WHAT THIS TASK INVOLVES |
Reproduce this listing in full.

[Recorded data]
——

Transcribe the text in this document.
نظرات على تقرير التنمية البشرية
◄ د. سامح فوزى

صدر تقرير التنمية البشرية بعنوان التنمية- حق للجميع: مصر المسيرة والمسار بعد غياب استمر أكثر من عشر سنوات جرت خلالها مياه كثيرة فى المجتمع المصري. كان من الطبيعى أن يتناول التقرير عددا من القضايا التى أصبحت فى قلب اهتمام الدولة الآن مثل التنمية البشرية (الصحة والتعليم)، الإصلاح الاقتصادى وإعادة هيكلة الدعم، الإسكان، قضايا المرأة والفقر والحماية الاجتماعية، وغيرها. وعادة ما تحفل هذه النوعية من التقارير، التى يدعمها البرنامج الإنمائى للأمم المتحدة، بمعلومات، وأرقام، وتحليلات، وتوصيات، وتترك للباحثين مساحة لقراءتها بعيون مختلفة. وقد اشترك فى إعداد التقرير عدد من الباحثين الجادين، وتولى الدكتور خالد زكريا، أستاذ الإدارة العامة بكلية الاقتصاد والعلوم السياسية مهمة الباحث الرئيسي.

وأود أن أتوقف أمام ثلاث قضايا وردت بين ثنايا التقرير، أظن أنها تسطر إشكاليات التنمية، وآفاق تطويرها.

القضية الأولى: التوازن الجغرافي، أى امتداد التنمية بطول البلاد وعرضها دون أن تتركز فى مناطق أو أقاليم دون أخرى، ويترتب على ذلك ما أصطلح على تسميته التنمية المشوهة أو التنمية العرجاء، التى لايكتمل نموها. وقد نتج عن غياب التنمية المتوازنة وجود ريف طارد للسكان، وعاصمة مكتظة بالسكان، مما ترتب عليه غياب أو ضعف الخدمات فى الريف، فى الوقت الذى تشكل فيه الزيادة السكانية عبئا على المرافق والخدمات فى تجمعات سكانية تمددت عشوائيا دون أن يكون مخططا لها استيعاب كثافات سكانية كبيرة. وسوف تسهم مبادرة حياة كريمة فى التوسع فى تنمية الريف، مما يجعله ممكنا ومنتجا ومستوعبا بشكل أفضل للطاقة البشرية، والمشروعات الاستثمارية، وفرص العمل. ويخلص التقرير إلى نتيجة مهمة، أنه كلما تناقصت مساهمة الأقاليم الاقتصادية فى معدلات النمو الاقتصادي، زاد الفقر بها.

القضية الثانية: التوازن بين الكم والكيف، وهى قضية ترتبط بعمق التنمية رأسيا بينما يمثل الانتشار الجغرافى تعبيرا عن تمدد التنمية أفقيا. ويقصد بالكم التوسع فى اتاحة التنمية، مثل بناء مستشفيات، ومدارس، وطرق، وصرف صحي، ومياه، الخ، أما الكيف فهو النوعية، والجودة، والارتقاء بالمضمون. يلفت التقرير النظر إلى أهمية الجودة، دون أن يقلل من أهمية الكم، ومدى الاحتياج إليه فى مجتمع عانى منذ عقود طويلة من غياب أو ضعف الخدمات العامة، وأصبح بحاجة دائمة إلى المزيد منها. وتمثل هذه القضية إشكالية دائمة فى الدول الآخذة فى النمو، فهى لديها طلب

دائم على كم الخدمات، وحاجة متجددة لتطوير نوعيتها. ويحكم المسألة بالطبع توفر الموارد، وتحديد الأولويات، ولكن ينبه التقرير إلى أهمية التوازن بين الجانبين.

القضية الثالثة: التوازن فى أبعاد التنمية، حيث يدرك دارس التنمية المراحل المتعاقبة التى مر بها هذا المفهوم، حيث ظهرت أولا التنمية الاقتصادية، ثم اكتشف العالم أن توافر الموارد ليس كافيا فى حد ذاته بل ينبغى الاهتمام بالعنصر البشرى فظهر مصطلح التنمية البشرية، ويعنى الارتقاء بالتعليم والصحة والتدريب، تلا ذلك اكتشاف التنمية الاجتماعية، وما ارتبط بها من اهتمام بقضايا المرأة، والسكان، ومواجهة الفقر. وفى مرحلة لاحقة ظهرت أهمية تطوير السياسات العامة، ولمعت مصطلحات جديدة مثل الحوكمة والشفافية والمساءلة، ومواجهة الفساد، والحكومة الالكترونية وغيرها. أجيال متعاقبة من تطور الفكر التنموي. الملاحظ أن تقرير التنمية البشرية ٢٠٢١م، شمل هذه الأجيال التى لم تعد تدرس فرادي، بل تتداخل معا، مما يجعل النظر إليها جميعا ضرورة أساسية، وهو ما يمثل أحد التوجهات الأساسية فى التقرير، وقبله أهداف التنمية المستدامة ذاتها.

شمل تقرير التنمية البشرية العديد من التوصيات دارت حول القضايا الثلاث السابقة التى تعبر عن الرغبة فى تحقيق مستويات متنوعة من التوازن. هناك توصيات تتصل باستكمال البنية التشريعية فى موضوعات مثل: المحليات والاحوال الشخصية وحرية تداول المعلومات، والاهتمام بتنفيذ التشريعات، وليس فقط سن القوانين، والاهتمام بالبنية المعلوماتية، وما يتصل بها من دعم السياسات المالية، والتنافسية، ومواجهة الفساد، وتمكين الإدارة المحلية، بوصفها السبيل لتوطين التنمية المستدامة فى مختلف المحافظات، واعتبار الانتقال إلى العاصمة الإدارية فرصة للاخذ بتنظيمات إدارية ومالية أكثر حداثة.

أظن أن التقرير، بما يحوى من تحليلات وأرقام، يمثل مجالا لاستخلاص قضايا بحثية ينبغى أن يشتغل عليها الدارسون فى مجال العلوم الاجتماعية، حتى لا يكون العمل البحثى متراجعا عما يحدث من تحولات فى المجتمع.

——

COMPLETE ANSWER |
Transcribe the text in this document.
نظرات على تقرير التنمية البشرية
◄ د. سامح فوزى

صدر تقرير التنمية البشرية بعنوان التنمية- حق للجميع: مصر المسيرة والمسار بعد غياب استمر أكثر من عشر سنوات جرت خلالها مياه كثيرة فى المجتمع المصري. كان من الطبيعى أن يتناول التقرير عددا من القضايا التى أصبحت فى قلب اهتمام الدولة الآن مثل التنمية البشرية (الصحة والتعليم)، الإصلاح الاقتصادى وإعادة هيكلة الدعم، الإسكان، قضايا المرأة والفقر والحماية الاجتماعية، وغيرها. وعادة ما تحفل هذه النوعية من التقارير، التى يدعمها البرنامج الإنمائى للأمم المتحدة، بمعلومات، وأرقام، وتحليلات، وتوصيات، وتترك للباحثين مساحة لقراءتها بعيون مختلفة. وقد اشترك فى إعداد التقرير عدد من الباحثين الجادين، وتولى الدكتور خالد زكريا، أستاذ الإدارة العامة بكلية الاقتصاد والعلوم السياسية مهمة الباحث الرئيسي.

وأود أن أتوقف أمام ثلاث قضايا وردت بين ثنايا التقرير، أظن أنها تسطر إشكاليات التنمية، وآفاق تطويرها.

القضية الأولى: التوازن الجغرافي، أى امتداد التنمية بطول البلاد وعرضها دون أن تتركز فى مناطق أو أقاليم دون أخرى، ويترتب على ذلك ما أصطلح على تسميته التنمية المشوهة أو التنمية العرجاء، التى لايكتمل نموها. وقد نتج عن غياب التنمية المتوازنة وجود ريف طارد للسكان، وعاصمة مكتظة بالسكان، مما ترتب عليه غياب أو ضعف الخدمات فى الريف، فى الوقت الذى تشكل فيه الزيادة السكانية عبئا على المرافق والخدمات فى تجمعات سكانية تمددت عشوائيا دون أن يكون مخططا لها استيعاب كثافات سكانية كبيرة. وسوف تسهم مبادرة حياة كريمة فى التوسع فى تنمية الريف، مما يجعله ممكنا ومنتجا ومستوعبا بشكل أفضل للطاقة البشرية، والمشروعات الاستثمارية، وفرص العمل. ويخلص التقرير إلى نتيجة مهمة، أنه كلما تناقصت مساهمة الأقاليم الاقتصادية فى معدلات النمو الاقتصادي، زاد الفقر بها.

القضية الثانية: التوازن بين الكم والكيف، وهى قضية ترتبط بعمق التنمية رأسيا بينما يمثل الانتشار الجغرافى تعبيرا عن تمدد التنمية أفقيا. ويقصد بالكم التوسع فى اتاحة التنمية، مثل بناء مستشفيات، ومدارس، وطرق، وصرف صحي، ومياه، الخ، أما الكيف فهو النوعية، والجودة، والارتقاء بالمضمون. يلفت التقرير النظر إلى أهمية الجودة، دون أن يقلل من أهمية الكم، ومدى الاحتياج إليه فى مجتمع عانى منذ عقود طويلة من غياب أو ضعف الخدمات العامة، وأصبح بحاجة دائمة إلى المزيد منها. وتمثل هذه القضية إشكالية دائمة فى الدول الآخذة فى النمو، فهى لديها طلب

دائم على كم الخدمات، وحاجة متجددة لتطوير نوعيتها. ويحكم المسألة بالطبع توفر الموارد، وتحديد الأولويات، ولكن ينبه التقرير إلى أهمية التوازن بين الجانبين.

القضية الثالثة: التوازن فى أبعاد التنمية، حيث يدرك دارس التنمية المراحل المتعاقبة التى مر بها هذا المفهوم، حيث ظهرت أولا التنمية الاقتصادية، ثم اكتشف العالم أن توافر الموارد ليس كافيا فى حد ذاته بل ينبغى الاهتمام بالعنصر البشرى فظهر مصطلح التنمية البشرية، ويعنى الارتقاء بالتعليم والصحة والتدريب، تلا ذلك اكتشاف التنمية الاجتماعية، وما ارتبط بها من اهتمام بقضايا المرأة، والسكان، ومواجهة الفقر. وفى مرحلة لاحقة ظهرت أهمية تطوير السياسات العامة، ولمعت مصطلحات جديدة مثل الحوكمة والشفافية والمساءلة، ومواجهة الفساد، والحكومة الالكترونية وغيرها. أجيال متعاقبة من تطور الفكر التنموي. الملاحظ أن تقرير التنمية البشرية ٢٠٢١م، شمل هذه الأجيال التى لم تعد تدرس فرادي، بل تتداخل معا، مما يجعل النظر إليها جميعا ضرورة أساسية، وهو ما يمثل أحد التوجهات الأساسية فى التقرير، وقبله أهداف التنمية المستدامة ذاتها.

شمل تقرير التنمية البشرية العديد من التوصيات دارت حول القضايا الثلاث السابقة التى تعبر عن الرغبة فى تحقيق مستويات متنوعة من التوازن. هناك توصيات تتصل باستكمال البنية التشريعية فى موضوعات مثل: المحليات والاحوال الشخصية وحرية تداول المعلومات، والاهتمام بتنفيذ التشريعات، وليس فقط سن القوانين، والاهتمام بالبنية المعلوماتية، وما يتصل بها من دعم السياسات المالية، والتنافسية، ومواجهة الفساد، وتمكين الإدارة المحلية، بوصفها السبيل لتوطين التنمية المستدامة فى مختلف المحافظات، واعتبار الانتقال إلى العاصمة الإدارية فرصة للاخذ بتنظيمات إدارية ومالية أكثر حداثة.

أظن أن التقرير، بما يحوى من تحليلات وأرقام، يمثل مجالا لاستخلاص قضايا بحثية ينبغى أن يشتغل عليها الدارسون فى مجال العلوم الاجتماعية، حتى لا يكون العمل البحثى متراجعا عما يحدث من تحولات فى المجتمع.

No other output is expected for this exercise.